Make an exact copy of the listing below.

● **A block of data**
------------------------------------------------

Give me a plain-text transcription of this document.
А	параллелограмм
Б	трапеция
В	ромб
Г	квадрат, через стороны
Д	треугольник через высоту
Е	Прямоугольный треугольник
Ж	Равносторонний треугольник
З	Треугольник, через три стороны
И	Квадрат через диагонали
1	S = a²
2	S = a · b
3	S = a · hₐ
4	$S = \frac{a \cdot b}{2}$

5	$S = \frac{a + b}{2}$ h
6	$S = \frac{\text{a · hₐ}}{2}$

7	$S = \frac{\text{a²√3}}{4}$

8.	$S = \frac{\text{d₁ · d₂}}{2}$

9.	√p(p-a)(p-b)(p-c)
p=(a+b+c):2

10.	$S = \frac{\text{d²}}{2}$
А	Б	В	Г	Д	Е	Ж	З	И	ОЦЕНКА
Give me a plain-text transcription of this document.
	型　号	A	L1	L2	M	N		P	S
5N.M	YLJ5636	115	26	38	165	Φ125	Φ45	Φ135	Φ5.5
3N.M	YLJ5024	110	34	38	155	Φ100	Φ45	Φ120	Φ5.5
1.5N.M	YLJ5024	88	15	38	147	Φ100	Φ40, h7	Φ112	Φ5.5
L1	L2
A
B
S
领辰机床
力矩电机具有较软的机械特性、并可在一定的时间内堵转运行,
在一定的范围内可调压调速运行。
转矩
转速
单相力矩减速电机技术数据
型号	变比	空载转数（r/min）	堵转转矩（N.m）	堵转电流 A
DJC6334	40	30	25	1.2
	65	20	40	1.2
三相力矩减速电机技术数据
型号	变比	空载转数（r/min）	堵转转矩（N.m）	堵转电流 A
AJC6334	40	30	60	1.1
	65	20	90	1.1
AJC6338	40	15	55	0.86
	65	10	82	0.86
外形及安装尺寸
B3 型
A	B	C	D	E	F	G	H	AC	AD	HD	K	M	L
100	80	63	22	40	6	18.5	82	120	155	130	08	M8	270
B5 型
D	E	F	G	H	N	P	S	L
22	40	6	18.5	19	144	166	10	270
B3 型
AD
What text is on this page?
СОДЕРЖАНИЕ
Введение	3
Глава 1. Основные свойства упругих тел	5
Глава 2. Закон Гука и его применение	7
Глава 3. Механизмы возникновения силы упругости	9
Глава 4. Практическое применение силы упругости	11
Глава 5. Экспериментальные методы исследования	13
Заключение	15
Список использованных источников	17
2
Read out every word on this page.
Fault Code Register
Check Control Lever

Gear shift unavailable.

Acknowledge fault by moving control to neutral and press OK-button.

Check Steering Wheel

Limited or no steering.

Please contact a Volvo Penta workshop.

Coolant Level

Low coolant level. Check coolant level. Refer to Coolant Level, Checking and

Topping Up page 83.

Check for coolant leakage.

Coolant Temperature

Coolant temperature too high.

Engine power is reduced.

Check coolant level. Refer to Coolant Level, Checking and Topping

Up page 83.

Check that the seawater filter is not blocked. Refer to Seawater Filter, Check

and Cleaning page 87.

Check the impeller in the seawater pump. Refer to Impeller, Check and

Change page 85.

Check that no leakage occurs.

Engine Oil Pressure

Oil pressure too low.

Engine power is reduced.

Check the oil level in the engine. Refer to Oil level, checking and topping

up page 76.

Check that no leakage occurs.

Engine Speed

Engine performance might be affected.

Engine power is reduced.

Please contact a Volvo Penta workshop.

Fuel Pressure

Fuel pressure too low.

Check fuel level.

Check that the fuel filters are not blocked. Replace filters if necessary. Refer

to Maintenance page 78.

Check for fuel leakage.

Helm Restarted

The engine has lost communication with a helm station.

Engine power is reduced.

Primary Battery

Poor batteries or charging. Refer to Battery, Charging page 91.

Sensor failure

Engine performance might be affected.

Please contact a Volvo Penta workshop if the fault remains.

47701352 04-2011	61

------------------------------------------------

● **Answer for the task**
Give me a plain-text transcription of this document.
А	параллелограмм
Б	трапеция
В	ромб
Г	квадрат, через стороны
Д	треугольник через высоту
Е	Прямоугольный треугольник
Ж	Равносторонний треугольник
З	Треугольник, через три стороны
И	Квадрат через диагонали
1	S = a²
2	S = a · b
3	S = a · hₐ
4	$S = \frac{a \cdot b}{2}$

5	$S = \frac{a + b}{2}$ h
6	$S = \frac{\text{a · hₐ}}{2}$

7	$S = \frac{\text{a²√3}}{4}$

8.	$S = \frac{\text{d₁ · d₂}}{2}$

9.	√p(p-a)(p-b)(p-c)
p=(a+b+c):2

10.	$S = \frac{\text{d²}}{2}$
А	Б	В	Г	Д	Е	Ж	З	И	ОЦЕНКА
Give me a plain-text transcription of this document.
	型　号	A	L1	L2	M	N		P	S
5N.M	YLJ5636	115	26	38	165	Φ125	Φ45	Φ135	Φ5.5
3N.M	YLJ5024	110	34	38	155	Φ100	Φ45	Φ120	Φ5.5
1.5N.M	YLJ5024	88	15	38	147	Φ100	Φ40, h7	Φ112	Φ5.5
L1	L2
A
B
S
领辰机床
力矩电机具有较软的机械特性、并可在一定的时间内堵转运行,
在一定的范围内可调压调速运行。
转矩
转速
单相力矩减速电机技术数据
型号	变比	空载转数（r/min）	堵转转矩（N.m）	堵转电流 A
DJC6334	40	30	25	1.2
	65	20	40	1.2
三相力矩减速电机技术数据
型号	变比	空载转数（r/min）	堵转转矩（N.m）	堵转电流 A
AJC6334	40	30	60	1.1
	65	20	90	1.1
AJC6338	40	15	55	0.86
	65	10	82	0.86
外形及安装尺寸
B3 型
A	B	C	D	E	F	G	H	AC	AD	HD	K	M	L
100	80	63	22	40	6	18.5	82	120	155	130	08	M8	270
B5 型
D	E	F	G	H	N	P	S	L
22	40	6	18.5	19	144	166	10	270
B3 型
AD
What text is on this page?
СОДЕРЖАНИЕ
Введение	3
Глава 1. Основные свойства упругих тел	5
Глава 2. Закон Гука и его применение	7
Глава 3. Механизмы возникновения силы упругости	9
Глава 4. Практическое применение силы упругости	11
Глава 5. Экспериментальные методы исследования	13
Заключение	15
Список использованных источников	17
2
Read out every word on this page.
Fault Code Register
Check Control Lever

Gear shift unavailable.

Acknowledge fault by moving control to neutral and press OK-button.

Check Steering Wheel

Limited or no steering.

Please contact a Volvo Penta workshop.

Coolant Level

Low coolant level. Check coolant level. Refer to Coolant Level, Checking and

Topping Up page 83.

Check for coolant leakage.

Coolant Temperature

Coolant temperature too high.

Engine power is reduced.

Check coolant level. Refer to Coolant Level, Checking and Topping

Up page 83.

Check that the seawater filter is not blocked. Refer to Seawater Filter, Check

and Cleaning page 87.

Check the impeller in the seawater pump. Refer to Impeller, Check and

Change page 85.

Check that no leakage occurs.

Engine Oil Pressure

Oil pressure too low.

Engine power is reduced.

Check the oil level in the engine. Refer to Oil level, checking and topping

up page 76.

Check that no leakage occurs.

Engine Speed

Engine performance might be affected.

Engine power is reduced.

Please contact a Volvo Penta workshop.

Fuel Pressure

Fuel pressure too low.

Check fuel level.

Check that the fuel filters are not blocked. Replace filters if necessary. Refer

to Maintenance page 78.

Check for fuel leakage.

Helm Restarted

The engine has lost communication with a helm station.

Engine power is reduced.

Primary Battery

Poor batteries or charging. Refer to Battery, Charging page 91.

Sensor failure

Engine performance might be affected.

Please contact a Volvo Penta workshop if the fault remains.

47701352 04-2011	61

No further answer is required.